• **REQUIREMENT**:
Isolate every line in the records below with "name" in it.

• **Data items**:
□ □ □ □

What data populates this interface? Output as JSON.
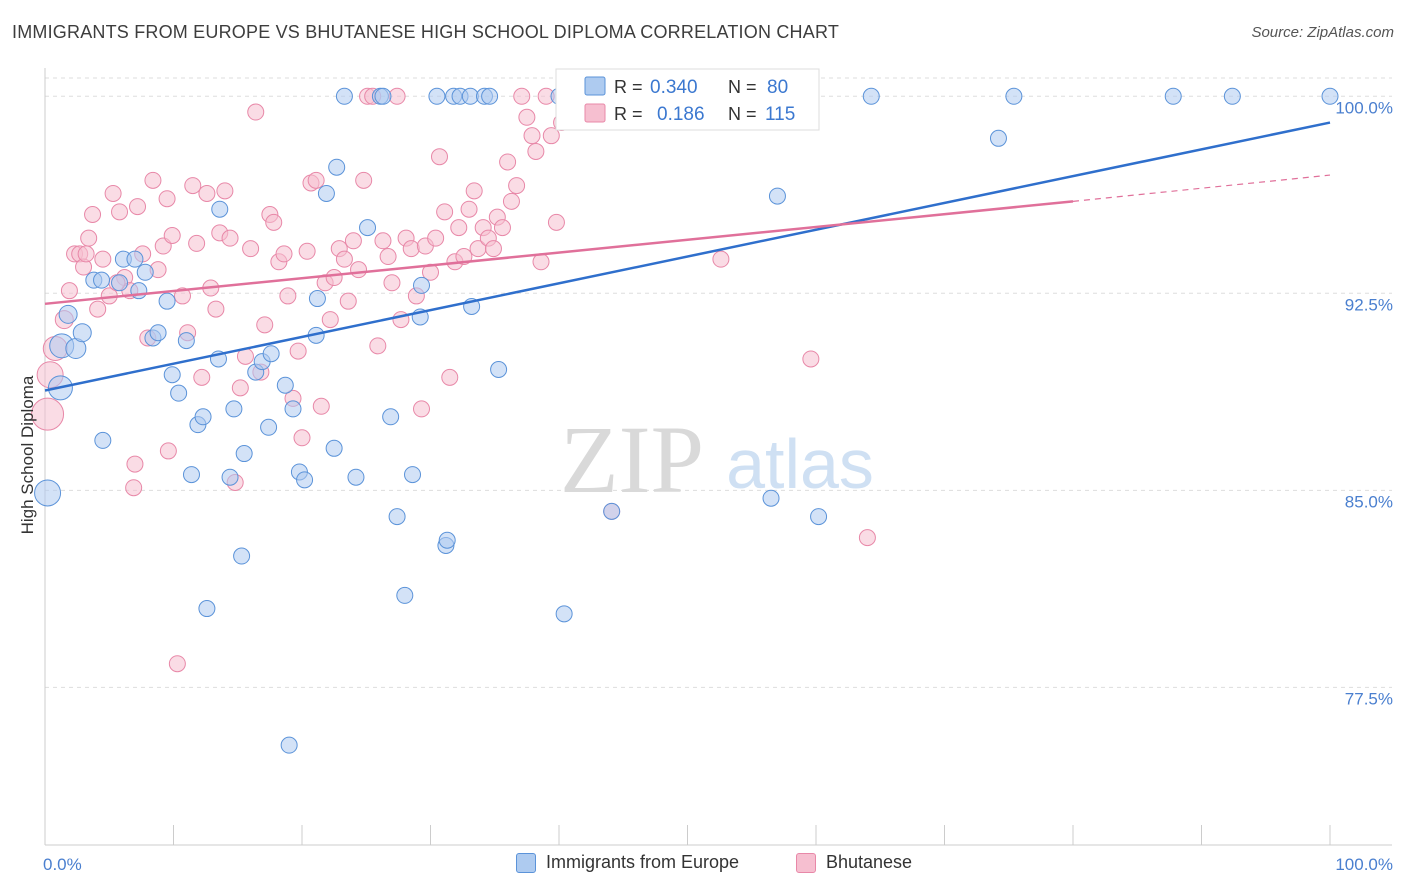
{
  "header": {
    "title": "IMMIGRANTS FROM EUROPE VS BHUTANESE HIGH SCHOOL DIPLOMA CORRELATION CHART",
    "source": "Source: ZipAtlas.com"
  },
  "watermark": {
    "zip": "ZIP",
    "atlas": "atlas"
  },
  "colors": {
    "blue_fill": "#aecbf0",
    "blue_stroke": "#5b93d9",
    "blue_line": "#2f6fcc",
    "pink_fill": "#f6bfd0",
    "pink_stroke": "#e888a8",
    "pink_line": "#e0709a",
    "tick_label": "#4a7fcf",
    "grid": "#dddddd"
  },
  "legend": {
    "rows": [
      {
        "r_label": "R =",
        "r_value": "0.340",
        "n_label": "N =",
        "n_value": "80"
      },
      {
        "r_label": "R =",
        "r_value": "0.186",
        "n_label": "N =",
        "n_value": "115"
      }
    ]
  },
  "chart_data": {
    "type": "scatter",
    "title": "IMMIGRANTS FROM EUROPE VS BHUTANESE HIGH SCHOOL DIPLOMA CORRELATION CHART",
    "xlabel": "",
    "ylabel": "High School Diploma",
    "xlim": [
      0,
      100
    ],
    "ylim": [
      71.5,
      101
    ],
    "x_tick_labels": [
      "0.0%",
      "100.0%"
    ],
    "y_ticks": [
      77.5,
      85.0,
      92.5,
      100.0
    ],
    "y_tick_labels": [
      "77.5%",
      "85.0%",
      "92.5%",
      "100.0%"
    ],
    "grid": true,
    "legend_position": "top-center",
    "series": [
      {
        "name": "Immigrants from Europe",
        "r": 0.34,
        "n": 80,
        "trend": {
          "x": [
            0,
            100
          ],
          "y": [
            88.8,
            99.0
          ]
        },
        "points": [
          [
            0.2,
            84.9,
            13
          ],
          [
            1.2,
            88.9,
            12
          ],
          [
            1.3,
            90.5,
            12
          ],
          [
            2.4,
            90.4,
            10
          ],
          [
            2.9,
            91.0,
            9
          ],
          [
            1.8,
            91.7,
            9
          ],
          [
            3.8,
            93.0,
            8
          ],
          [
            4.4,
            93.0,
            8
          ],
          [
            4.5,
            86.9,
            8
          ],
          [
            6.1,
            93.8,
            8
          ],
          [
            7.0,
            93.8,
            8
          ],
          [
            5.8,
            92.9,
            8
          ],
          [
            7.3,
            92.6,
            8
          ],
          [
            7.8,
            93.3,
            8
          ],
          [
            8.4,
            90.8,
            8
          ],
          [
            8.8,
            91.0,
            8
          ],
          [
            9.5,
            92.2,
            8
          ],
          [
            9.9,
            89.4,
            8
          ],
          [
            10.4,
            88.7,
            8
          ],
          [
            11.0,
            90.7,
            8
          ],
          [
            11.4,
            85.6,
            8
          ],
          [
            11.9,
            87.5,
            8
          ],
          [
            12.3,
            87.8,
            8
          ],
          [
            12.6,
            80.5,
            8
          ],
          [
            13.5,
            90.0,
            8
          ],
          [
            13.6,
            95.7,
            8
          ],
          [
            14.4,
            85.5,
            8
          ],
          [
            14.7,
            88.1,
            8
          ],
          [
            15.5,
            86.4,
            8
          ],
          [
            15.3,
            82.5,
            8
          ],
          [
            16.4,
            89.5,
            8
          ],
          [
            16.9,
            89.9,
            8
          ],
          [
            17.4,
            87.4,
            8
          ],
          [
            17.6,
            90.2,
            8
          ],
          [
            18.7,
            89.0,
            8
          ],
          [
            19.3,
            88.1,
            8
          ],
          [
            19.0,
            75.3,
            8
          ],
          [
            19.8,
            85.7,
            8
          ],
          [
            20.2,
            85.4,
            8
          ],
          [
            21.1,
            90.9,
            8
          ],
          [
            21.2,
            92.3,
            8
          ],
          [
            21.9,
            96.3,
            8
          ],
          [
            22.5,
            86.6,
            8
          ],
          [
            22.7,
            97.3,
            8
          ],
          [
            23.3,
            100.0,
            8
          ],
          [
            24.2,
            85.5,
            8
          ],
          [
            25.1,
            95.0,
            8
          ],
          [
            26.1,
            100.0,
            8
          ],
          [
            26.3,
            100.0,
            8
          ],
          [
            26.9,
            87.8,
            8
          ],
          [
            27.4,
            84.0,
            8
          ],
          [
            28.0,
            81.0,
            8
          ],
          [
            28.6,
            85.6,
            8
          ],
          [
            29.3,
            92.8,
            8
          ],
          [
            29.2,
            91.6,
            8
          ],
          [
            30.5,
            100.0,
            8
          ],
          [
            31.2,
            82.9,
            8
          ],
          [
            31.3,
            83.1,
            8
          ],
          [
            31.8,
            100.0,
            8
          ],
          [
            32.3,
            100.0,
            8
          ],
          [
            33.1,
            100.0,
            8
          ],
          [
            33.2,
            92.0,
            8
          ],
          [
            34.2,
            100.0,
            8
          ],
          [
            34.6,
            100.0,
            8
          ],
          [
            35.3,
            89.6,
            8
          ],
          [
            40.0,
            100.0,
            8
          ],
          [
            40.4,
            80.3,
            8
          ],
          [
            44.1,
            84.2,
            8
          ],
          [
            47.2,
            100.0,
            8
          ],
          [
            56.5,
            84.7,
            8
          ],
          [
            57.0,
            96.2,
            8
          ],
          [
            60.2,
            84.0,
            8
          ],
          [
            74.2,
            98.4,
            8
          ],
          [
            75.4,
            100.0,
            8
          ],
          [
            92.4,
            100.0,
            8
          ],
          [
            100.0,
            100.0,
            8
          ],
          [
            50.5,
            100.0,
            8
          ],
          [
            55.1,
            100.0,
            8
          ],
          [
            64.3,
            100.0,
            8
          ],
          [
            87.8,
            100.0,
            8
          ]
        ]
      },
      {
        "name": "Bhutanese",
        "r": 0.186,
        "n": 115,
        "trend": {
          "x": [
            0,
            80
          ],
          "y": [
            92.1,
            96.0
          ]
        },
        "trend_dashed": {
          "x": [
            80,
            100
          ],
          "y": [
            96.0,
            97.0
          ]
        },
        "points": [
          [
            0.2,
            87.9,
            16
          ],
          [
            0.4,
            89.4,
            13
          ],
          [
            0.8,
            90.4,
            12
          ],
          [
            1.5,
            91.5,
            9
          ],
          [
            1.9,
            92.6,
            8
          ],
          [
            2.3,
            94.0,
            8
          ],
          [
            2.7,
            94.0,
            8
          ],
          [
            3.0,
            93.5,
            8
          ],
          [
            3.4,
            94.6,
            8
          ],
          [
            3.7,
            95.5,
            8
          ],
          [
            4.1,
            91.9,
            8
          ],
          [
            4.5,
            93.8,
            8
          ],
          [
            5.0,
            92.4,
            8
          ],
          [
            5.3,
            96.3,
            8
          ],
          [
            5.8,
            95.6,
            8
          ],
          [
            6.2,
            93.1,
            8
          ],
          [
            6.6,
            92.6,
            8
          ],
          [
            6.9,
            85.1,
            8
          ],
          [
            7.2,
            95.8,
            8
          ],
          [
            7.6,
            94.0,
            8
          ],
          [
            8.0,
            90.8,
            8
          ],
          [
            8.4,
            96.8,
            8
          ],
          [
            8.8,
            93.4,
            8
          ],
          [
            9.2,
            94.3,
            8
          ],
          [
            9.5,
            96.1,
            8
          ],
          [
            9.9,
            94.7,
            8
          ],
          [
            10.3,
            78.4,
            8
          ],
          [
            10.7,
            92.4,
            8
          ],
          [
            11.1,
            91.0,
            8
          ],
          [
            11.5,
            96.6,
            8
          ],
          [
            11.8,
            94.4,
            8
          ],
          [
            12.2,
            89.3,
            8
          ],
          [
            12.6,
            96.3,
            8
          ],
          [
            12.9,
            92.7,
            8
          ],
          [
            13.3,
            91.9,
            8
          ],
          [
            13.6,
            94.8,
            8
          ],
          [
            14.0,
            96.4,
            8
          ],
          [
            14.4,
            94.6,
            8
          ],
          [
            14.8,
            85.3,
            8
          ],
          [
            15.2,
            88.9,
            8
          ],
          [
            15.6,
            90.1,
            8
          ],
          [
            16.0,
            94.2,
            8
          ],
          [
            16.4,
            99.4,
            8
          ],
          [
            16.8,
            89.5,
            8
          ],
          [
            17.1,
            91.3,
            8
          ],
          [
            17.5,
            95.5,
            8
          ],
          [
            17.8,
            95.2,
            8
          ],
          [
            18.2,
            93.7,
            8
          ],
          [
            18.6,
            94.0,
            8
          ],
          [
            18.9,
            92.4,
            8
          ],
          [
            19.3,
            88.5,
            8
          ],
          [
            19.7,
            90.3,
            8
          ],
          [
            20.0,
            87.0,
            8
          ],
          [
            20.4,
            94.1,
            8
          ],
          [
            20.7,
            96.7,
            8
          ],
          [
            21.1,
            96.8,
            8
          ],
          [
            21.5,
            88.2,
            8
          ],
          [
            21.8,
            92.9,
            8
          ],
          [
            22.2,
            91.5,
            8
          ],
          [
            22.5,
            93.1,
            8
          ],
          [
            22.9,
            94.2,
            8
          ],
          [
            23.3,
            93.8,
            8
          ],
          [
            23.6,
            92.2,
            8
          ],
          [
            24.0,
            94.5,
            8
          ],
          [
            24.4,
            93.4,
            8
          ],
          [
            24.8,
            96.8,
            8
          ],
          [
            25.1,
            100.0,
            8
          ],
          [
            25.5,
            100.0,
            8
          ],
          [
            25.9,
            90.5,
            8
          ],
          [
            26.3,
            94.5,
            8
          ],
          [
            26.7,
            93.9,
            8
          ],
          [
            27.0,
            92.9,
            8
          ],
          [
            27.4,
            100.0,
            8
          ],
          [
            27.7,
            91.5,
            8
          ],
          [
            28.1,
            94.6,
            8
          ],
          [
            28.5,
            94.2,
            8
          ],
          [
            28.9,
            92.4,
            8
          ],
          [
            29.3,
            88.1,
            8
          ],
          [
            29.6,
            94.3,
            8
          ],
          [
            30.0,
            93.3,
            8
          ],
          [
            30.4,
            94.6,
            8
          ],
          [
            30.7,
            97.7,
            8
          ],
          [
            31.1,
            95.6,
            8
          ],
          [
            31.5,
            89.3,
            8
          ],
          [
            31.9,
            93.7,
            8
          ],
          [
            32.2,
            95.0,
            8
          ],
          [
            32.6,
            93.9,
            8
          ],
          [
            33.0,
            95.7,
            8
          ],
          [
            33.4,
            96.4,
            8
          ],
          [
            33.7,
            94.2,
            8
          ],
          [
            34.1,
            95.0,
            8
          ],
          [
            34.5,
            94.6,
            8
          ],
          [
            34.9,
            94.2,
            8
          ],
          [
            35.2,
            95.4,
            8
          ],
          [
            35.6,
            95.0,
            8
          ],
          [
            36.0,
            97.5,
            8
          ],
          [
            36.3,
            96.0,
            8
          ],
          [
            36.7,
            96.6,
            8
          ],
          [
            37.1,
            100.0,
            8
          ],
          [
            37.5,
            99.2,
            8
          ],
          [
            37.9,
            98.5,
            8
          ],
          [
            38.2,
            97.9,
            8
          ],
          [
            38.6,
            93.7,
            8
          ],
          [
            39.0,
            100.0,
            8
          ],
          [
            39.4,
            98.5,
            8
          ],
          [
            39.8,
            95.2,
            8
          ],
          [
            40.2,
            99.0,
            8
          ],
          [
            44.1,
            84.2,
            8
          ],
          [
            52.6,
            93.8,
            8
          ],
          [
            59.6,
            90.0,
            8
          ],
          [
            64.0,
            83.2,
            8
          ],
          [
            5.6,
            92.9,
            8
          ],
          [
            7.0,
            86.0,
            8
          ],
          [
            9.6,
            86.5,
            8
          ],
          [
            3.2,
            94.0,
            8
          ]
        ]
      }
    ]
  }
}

□ □ □ □

• **FINAL RESULT**:
        "name": "Immigrants from Europe",
        "name": "Bhutanese",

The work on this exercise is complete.